Collected data entries
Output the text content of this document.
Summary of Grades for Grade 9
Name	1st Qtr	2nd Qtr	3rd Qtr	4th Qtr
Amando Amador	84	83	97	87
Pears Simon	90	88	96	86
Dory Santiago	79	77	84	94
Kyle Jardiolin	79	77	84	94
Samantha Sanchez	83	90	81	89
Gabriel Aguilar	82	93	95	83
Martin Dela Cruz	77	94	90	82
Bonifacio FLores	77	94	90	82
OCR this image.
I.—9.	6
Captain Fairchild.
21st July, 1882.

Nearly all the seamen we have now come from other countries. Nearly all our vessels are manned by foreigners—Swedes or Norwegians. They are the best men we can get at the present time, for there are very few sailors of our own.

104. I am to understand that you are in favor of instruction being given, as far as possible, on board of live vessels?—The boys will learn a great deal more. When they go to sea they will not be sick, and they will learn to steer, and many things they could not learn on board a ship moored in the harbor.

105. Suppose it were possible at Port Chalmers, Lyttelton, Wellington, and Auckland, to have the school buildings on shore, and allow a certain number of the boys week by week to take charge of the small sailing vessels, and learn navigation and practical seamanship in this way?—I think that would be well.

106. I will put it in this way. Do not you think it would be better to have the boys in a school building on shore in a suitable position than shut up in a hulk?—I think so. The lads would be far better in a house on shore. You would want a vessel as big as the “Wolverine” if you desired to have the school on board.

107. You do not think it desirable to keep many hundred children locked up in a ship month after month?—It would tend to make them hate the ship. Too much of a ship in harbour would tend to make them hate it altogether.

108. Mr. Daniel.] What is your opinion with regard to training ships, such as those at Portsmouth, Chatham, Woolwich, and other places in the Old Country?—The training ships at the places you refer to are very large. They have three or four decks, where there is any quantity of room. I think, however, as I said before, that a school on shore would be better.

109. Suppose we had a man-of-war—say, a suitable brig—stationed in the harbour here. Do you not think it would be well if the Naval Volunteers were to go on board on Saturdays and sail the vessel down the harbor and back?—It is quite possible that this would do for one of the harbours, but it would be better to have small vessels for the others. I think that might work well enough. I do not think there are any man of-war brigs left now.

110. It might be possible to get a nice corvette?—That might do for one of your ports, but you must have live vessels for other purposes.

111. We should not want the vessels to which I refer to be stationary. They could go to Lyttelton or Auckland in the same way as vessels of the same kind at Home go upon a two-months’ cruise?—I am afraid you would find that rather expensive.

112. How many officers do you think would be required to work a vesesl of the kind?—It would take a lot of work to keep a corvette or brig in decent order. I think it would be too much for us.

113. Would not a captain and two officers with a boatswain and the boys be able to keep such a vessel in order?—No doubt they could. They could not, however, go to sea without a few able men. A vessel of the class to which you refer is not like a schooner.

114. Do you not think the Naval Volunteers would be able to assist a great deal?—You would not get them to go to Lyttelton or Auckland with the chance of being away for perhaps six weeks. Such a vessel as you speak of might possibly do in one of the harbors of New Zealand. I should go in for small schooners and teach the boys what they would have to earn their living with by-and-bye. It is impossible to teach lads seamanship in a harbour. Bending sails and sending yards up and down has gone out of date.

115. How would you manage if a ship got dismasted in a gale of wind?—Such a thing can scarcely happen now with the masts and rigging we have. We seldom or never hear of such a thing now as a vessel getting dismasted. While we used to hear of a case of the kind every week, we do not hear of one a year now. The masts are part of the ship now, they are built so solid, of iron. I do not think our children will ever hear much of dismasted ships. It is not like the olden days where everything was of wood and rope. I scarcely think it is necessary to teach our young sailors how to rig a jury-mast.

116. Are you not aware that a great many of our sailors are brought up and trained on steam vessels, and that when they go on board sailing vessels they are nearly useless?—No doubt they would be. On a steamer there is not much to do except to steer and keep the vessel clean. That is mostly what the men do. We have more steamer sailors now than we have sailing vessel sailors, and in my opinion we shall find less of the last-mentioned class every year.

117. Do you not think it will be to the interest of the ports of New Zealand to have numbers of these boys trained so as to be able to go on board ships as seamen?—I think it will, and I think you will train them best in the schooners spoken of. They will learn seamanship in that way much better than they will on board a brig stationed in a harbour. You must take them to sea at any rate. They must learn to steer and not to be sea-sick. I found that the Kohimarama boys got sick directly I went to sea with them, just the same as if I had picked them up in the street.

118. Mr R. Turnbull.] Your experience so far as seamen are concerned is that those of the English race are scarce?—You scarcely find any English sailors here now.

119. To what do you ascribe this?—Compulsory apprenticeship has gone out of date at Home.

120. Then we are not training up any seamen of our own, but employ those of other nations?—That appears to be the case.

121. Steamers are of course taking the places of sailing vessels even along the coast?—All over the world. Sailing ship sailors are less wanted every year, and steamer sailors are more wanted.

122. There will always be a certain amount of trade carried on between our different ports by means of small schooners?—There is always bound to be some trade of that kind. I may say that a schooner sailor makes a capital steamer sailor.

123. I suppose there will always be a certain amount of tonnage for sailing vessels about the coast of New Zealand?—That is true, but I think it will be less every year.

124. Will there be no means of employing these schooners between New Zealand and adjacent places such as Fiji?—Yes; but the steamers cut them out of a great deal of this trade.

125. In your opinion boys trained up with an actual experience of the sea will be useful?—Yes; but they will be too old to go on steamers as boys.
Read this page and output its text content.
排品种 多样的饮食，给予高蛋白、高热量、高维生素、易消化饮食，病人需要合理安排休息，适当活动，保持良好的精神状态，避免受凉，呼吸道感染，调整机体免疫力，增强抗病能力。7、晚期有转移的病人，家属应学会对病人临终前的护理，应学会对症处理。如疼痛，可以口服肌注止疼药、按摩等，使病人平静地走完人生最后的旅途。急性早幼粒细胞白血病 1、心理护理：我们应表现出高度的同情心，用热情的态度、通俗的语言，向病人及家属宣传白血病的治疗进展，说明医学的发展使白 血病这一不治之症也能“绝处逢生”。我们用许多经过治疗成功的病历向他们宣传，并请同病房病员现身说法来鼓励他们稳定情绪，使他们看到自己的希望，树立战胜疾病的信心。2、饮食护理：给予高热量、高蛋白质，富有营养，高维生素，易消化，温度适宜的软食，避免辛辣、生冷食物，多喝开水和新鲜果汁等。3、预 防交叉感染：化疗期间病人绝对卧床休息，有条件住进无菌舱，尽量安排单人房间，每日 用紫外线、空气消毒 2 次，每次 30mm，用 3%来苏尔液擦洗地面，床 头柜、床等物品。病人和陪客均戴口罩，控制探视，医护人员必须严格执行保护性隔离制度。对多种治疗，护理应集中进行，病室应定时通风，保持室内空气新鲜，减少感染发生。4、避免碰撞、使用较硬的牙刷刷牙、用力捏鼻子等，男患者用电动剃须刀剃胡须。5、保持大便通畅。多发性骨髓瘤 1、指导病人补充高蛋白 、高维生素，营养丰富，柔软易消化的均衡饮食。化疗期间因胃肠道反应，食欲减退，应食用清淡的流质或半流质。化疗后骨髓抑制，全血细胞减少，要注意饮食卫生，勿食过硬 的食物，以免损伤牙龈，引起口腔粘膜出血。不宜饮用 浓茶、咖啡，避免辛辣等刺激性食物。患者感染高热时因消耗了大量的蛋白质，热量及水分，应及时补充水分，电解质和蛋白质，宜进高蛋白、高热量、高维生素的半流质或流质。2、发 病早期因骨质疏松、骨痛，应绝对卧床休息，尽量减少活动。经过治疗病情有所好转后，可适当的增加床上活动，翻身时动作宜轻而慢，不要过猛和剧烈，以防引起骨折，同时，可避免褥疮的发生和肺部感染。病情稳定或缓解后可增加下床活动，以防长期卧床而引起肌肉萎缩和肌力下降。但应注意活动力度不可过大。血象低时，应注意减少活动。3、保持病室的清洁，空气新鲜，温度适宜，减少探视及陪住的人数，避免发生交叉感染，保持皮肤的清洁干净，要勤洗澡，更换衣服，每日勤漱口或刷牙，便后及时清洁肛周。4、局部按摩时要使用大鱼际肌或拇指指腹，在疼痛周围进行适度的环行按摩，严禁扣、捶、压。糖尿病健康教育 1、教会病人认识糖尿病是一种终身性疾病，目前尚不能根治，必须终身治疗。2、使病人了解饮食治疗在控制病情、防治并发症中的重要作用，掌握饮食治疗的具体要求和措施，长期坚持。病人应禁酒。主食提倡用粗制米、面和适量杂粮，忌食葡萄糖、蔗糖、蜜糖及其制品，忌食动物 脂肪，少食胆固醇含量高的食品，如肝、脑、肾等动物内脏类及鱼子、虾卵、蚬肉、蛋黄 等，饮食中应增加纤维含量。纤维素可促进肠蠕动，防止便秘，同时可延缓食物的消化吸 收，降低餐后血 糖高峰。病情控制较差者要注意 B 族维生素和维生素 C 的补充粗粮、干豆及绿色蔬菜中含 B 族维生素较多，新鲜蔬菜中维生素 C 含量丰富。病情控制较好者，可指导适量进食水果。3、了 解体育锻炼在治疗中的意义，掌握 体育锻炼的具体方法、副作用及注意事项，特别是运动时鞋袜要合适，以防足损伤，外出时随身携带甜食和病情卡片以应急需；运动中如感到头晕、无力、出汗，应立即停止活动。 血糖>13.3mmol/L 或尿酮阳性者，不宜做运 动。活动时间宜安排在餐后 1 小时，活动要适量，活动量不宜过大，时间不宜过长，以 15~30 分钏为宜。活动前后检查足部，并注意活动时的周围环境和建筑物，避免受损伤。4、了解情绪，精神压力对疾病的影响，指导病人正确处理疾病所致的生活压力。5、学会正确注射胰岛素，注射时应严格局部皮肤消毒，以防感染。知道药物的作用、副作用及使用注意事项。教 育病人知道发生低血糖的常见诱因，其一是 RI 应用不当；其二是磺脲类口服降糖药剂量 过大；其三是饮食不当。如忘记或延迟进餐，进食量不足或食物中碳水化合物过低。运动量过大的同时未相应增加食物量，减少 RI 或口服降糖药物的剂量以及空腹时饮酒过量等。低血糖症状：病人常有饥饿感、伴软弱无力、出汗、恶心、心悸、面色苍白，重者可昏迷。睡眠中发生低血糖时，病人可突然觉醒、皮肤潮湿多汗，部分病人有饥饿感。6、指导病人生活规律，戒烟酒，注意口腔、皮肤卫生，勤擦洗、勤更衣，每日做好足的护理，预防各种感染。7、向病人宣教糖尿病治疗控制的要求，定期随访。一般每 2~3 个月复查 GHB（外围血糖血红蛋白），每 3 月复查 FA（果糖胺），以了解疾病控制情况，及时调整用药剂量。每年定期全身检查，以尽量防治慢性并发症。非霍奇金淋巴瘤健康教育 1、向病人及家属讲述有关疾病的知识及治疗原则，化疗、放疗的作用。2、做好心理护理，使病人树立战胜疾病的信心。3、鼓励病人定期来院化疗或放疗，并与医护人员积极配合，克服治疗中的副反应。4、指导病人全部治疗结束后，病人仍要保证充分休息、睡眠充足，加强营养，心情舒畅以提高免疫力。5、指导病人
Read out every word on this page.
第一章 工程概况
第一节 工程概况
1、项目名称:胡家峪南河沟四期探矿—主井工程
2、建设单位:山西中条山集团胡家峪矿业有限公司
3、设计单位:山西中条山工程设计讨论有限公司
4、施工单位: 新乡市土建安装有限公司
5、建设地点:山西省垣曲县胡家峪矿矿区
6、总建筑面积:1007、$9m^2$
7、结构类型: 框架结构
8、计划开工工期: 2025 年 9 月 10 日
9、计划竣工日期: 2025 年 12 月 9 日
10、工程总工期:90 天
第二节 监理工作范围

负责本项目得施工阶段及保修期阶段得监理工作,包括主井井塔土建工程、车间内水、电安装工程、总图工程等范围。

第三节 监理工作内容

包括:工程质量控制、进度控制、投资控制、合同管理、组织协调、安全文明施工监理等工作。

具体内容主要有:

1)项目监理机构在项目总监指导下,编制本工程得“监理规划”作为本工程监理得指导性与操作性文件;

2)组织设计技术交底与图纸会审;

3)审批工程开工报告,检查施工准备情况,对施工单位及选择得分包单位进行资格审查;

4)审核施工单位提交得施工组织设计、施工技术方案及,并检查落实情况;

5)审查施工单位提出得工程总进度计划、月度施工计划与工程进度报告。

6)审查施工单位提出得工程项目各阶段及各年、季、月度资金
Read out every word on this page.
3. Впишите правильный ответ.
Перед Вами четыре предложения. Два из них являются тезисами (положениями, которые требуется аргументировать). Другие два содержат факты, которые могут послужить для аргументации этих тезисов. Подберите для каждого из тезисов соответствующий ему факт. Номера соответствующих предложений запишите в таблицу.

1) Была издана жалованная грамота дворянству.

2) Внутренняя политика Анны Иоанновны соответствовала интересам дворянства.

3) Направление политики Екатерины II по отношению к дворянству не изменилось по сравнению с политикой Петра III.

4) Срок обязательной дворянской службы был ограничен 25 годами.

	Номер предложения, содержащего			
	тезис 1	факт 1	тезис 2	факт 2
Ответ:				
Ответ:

◆ WHAT IS BEING ASKED: Filter the entries above down to the lines containing the word "certain".

◆ TASK RESPONSE:
105. Suppose it were possible at Port Chalmers, Lyttelton, Wellington, and Auckland, to have the school buildings on shore, and allow a certain number of the boys week by week to take charge of the small sailing vessels, and learn navigation and practical seamanship in this way?—I think that would be well.
122. There will always be a certain amount of trade carried on between our different ports by means of small schooners?—There is always bound to be some trade of that kind. I may say that a schooner sailor makes a capital steamer sailor.
123. I suppose there will always be a certain amount of tonnage for sailing vessels about the coast of New Zealand?—That is true, but I think it will be less every year.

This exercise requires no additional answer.